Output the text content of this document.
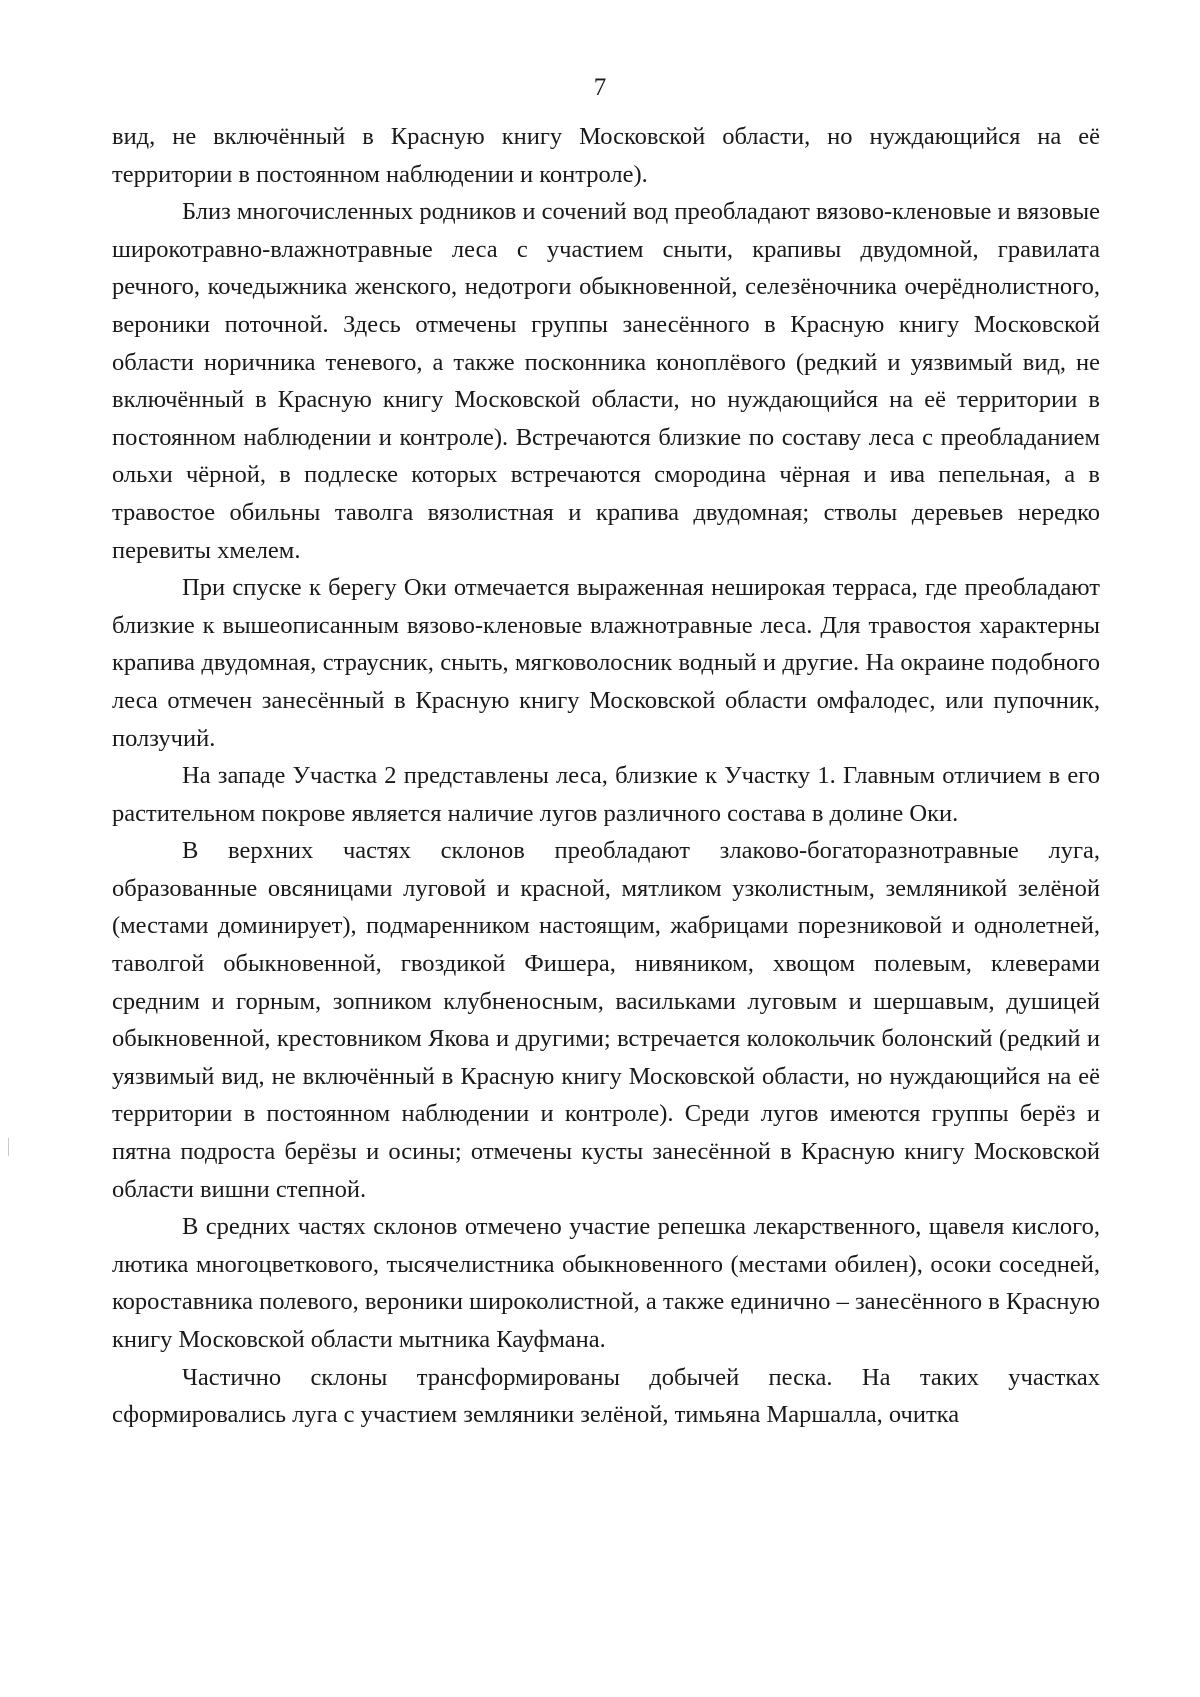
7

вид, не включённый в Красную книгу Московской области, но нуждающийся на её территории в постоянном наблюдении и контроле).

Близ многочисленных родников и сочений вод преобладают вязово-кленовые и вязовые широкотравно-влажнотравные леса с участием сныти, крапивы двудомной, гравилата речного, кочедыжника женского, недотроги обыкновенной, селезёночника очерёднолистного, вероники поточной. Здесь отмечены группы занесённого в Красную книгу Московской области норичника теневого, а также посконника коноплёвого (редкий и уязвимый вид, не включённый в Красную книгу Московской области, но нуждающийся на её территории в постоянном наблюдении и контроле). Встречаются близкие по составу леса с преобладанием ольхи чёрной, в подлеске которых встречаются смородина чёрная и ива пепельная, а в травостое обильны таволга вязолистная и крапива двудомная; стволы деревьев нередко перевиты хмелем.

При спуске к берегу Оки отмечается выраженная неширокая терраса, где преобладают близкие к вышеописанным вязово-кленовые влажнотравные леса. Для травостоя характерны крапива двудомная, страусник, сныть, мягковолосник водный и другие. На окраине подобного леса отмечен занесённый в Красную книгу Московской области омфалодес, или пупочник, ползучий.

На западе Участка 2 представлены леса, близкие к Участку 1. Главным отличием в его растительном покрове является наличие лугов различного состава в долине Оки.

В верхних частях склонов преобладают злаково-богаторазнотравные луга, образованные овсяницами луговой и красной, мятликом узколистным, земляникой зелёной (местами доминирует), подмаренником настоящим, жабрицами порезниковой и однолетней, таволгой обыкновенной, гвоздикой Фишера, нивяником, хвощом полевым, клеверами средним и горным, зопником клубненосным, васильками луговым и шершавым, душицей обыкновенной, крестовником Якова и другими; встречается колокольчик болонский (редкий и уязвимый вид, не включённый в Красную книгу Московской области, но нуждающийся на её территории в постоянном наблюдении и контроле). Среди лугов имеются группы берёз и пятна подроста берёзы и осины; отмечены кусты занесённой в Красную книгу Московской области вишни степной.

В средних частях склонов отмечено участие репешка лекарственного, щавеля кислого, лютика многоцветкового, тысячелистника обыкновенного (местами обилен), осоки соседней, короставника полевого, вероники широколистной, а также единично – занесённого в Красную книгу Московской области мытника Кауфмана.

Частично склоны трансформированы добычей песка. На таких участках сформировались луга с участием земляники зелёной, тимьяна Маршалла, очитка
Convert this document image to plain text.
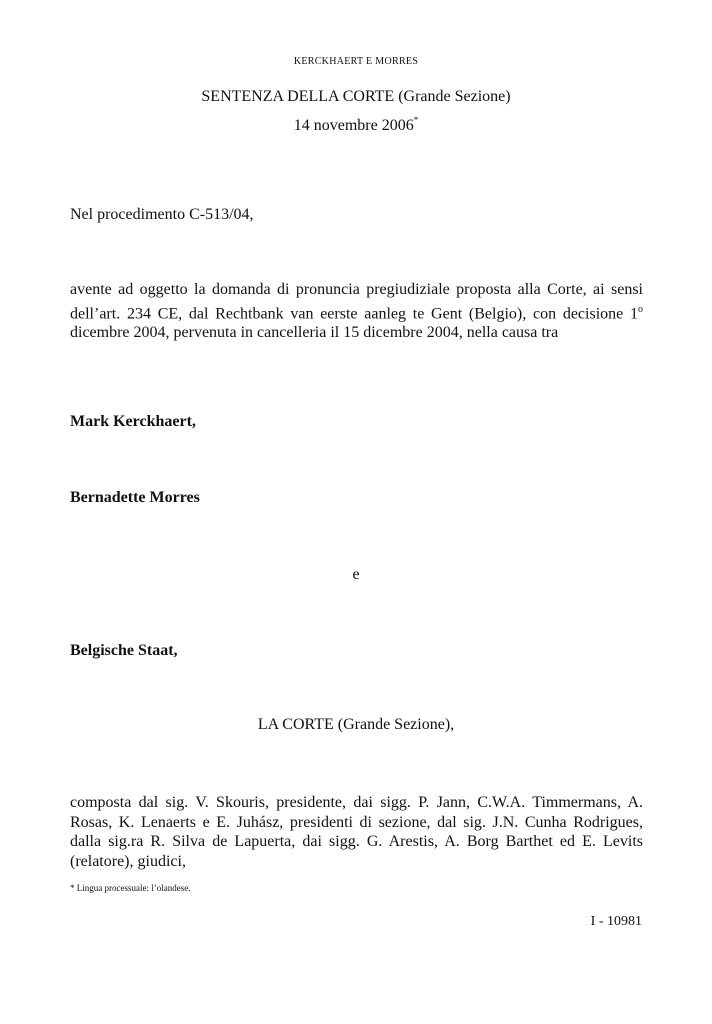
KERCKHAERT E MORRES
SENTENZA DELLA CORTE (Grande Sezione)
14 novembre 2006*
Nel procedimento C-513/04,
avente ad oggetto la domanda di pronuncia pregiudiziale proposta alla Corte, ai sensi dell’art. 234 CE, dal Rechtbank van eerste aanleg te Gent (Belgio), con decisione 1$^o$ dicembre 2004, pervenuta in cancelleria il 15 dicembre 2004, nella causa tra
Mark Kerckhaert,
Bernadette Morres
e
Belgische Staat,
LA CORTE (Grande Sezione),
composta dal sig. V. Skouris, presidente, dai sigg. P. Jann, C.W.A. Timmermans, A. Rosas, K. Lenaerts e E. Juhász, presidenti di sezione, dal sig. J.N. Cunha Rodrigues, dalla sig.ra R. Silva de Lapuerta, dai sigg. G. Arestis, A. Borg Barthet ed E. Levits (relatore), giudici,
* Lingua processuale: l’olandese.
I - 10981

§ **YOUR INSTRUCTIONS**
From the data above, copy out every line with the string "document" in it.

§ **COMPLETED EXERCISE**
Output the text content of this document.
Convert this document image to plain text.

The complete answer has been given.